What this task involves: Go through the lines below. Copy those with "trong".

# Given entries start

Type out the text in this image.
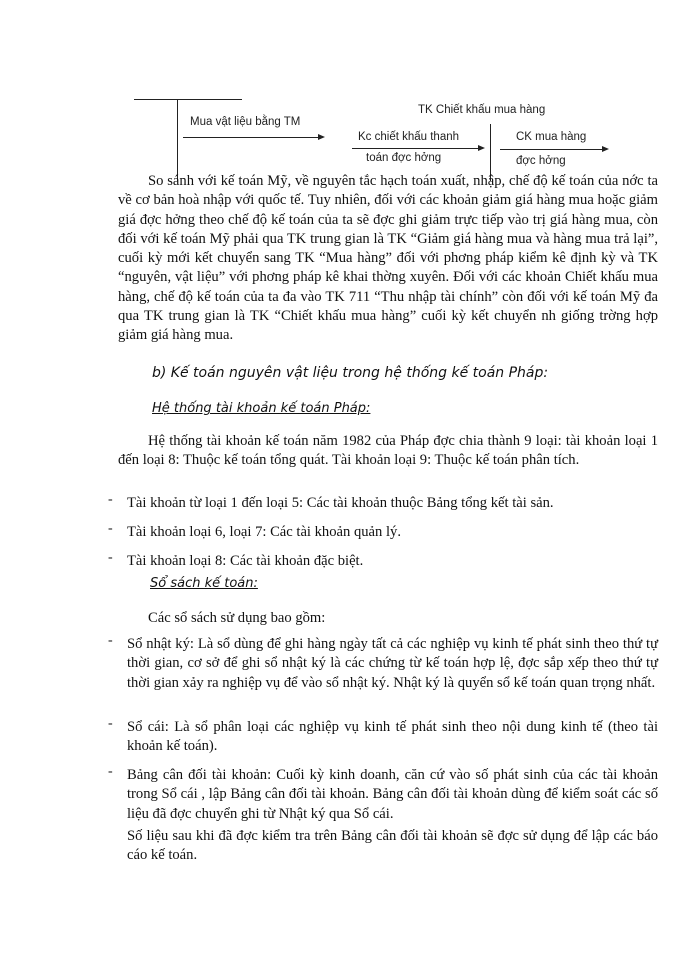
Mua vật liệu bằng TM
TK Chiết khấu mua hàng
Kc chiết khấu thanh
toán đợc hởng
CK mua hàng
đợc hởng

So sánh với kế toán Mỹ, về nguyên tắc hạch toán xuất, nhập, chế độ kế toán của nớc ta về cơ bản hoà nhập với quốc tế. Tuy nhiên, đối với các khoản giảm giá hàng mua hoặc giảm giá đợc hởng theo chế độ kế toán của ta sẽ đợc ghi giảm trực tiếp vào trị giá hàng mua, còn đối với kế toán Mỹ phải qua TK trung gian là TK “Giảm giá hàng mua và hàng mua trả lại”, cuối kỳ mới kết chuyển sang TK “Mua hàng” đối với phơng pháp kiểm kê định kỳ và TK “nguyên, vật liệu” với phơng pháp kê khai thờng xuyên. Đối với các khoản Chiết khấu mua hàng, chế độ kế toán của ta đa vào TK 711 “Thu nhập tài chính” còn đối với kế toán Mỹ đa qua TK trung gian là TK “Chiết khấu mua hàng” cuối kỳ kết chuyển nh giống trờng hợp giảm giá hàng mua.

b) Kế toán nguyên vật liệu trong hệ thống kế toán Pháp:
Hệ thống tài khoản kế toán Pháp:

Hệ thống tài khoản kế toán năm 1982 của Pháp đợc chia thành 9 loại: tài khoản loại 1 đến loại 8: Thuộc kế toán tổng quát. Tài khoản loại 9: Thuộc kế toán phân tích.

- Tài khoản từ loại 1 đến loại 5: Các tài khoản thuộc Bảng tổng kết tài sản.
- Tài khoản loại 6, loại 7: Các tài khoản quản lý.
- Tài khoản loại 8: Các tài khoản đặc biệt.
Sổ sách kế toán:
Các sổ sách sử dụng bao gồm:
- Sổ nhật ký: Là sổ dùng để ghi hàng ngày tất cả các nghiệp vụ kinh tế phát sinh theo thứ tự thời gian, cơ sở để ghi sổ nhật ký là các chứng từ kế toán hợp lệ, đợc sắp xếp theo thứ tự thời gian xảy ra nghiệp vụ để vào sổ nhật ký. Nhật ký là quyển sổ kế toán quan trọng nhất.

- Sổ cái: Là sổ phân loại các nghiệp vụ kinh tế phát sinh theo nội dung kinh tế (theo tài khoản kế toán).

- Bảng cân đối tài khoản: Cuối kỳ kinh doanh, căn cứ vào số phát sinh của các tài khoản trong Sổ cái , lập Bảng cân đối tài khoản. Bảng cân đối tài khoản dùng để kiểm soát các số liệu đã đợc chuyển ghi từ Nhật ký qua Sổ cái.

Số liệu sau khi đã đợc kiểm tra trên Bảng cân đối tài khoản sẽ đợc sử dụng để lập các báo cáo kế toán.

# Given entries end

Exercise solution:
b) Kế toán nguyên vật liệu trong hệ thống kế toán Pháp:
- Bảng cân đối tài khoản: Cuối kỳ kinh doanh, căn cứ vào số phát sinh của các tài khoản trong Sổ cái , lập Bảng cân đối tài khoản. Bảng cân đối tài khoản dùng để kiểm soát các số liệu đã đợc chuyển ghi từ Nhật ký qua Sổ cái.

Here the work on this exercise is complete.